» **READING PASSAGE**:
···

On Wed, 1 Feb 2023 15:26:27 GMT, Justin King <jck...@openjdk.org> wrote:

>> Adds initial LSan (LeakSanitizer) support to Hotspot. This setup has been 
>> used to identify multiple leaks so far. It can run most of the test suite 
>> except those that rely on testing compressed oops or compressed class 
>> pointers. It is especially useful when combined with ASan, as LSan can use 
>> poisoning information to determine what memory to scan or not to scan, 
>> making leak detection more accurate and faster.
>> 
>> **Suppressing:**
>> Currently the suppression list is only used to suppress JLI leaks that are 
>> known, the rest are done in code. Suppressing needs to identify the source 
>> of thet leak. Due to Hotspot's code organization, we would need to suppress 
>> `os::malloc` and friends, which would suppress everything. Suppressing in 
>> code has the added benefit of being explicit and surviving refactors if 
>> methods change.

···

» **AVAILABLE DATA**:
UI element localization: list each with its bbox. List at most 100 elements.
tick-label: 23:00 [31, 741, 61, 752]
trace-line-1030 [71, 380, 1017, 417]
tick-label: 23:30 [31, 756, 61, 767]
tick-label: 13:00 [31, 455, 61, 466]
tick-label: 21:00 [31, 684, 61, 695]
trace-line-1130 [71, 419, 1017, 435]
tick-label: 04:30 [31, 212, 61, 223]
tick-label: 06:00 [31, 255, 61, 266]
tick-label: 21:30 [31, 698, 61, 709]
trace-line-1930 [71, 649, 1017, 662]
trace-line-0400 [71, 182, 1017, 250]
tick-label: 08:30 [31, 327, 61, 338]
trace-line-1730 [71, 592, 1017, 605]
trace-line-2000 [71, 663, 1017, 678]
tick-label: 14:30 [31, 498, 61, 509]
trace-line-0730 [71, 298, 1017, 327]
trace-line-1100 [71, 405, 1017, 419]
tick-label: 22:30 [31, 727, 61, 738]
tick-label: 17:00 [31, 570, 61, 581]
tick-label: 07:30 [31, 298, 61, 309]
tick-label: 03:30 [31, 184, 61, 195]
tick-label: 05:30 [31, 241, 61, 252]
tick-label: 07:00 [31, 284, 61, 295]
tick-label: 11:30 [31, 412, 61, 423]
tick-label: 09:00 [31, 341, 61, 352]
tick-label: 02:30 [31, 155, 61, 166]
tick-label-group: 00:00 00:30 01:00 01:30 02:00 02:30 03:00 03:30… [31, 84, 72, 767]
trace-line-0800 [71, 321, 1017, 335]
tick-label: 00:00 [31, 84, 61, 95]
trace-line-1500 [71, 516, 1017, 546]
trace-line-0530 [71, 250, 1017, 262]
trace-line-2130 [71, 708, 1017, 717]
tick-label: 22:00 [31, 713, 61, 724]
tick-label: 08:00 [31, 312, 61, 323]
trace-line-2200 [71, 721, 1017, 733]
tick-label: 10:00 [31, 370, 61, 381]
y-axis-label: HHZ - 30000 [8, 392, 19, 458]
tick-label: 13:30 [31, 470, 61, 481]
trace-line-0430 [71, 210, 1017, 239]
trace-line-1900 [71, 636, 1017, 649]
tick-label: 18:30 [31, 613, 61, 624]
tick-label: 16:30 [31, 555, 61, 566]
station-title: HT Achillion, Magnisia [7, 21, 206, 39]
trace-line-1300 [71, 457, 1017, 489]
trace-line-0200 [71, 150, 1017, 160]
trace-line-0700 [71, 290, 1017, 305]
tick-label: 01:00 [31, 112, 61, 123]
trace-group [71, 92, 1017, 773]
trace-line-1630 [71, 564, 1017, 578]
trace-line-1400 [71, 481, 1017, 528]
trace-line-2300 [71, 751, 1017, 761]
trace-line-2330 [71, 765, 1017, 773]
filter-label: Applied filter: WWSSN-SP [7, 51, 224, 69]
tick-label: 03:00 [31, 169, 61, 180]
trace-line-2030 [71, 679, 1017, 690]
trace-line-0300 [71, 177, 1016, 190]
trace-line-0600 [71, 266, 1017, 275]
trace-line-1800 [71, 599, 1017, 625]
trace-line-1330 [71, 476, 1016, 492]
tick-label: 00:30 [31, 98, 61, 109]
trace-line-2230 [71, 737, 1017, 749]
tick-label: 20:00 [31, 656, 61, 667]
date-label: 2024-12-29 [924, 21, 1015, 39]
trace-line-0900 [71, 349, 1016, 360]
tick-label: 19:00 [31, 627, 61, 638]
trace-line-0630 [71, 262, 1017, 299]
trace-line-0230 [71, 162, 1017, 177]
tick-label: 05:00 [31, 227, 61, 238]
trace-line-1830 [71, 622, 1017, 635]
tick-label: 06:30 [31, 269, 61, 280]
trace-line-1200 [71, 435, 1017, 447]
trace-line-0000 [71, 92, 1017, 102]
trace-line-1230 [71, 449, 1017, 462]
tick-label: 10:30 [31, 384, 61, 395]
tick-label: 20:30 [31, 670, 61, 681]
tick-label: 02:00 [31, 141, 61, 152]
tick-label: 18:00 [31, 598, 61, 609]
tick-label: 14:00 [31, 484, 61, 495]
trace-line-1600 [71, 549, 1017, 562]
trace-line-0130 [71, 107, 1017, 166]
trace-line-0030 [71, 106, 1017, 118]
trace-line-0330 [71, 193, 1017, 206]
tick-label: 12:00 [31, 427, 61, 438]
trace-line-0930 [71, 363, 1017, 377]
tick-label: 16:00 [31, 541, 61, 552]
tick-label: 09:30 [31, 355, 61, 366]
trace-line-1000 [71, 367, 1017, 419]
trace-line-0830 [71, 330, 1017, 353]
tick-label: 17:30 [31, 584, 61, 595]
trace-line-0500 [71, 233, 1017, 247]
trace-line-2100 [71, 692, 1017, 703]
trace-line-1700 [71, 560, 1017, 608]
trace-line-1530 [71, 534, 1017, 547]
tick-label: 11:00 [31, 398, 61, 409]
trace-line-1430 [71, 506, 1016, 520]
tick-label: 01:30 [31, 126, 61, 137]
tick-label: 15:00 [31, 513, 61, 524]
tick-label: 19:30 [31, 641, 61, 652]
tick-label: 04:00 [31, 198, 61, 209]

···

» **ASSIGNMENT**: Copy the entire email about LeakSanitizer support in Hotspot word for word. This material was taken from a different source.

» **TASK OUTPUT**:
On Wed, 1 Feb 2023 15:26:27 GMT, Justin King <jck...@openjdk.org> wrote:

>> Adds initial LSan (LeakSanitizer) support to Hotspot. This setup has been 
>> used to identify multiple leaks so far. It can run most of the test suite 
>> except those that rely on testing compressed oops or compressed class 
>> pointers. It is especially useful when combined with ASan, as LSan can use 
>> poisoning information to determine what memory to scan or not to scan, 
>> making leak detection more accurate and faster.
>> 
>> **Suppressing:**
>> Currently the suppression list is only used to suppress JLI leaks that are 
>> known, the rest are done in code. Suppressing needs to identify the source 
>> of thet leak. Due to Hotspot's code organization, we would need to suppress 
>> `os::malloc` and friends, which would suppress everything. Suppressing in 
>> code has the added benefit of being explicit and surviving refactors if 
>> methods change.